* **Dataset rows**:

-.-.-

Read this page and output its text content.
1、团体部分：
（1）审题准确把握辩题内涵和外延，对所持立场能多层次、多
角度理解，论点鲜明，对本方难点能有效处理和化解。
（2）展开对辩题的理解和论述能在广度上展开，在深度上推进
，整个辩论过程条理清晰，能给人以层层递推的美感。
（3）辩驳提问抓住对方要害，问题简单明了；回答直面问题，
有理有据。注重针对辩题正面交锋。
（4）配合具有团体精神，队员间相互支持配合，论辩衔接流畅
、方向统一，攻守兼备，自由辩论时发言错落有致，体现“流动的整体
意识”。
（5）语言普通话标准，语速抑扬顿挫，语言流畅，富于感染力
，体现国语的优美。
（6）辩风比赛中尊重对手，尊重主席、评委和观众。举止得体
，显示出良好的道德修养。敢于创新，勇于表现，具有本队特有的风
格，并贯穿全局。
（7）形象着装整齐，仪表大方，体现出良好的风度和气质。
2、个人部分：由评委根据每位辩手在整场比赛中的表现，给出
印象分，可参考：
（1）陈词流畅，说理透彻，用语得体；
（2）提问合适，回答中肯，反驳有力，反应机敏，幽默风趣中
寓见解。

-.-.-

* **What you have to do**: Make an exact copy of the data above.

* **Written solution**:
Read this page and output its text content.
1、团体部分：
（1）审题准确把握辩题内涵和外延，对所持立场能多层次、多
角度理解，论点鲜明，对本方难点能有效处理和化解。
（2）展开对辩题的理解和论述能在广度上展开，在深度上推进
，整个辩论过程条理清晰，能给人以层层递推的美感。
（3）辩驳提问抓住对方要害，问题简单明了；回答直面问题，
有理有据。注重针对辩题正面交锋。
（4）配合具有团体精神，队员间相互支持配合，论辩衔接流畅
、方向统一，攻守兼备，自由辩论时发言错落有致，体现“流动的整体
意识”。
（5）语言普通话标准，语速抑扬顿挫，语言流畅，富于感染力
，体现国语的优美。
（6）辩风比赛中尊重对手，尊重主席、评委和观众。举止得体
，显示出良好的道德修养。敢于创新，勇于表现，具有本队特有的风
格，并贯穿全局。
（7）形象着装整齐，仪表大方，体现出良好的风度和气质。
2、个人部分：由评委根据每位辩手在整场比赛中的表现，给出
印象分，可参考：
（1）陈词流畅，说理透彻，用语得体；
（2）提问合适，回答中肯，反驳有力，反应机敏，幽默风趣中
寓见解。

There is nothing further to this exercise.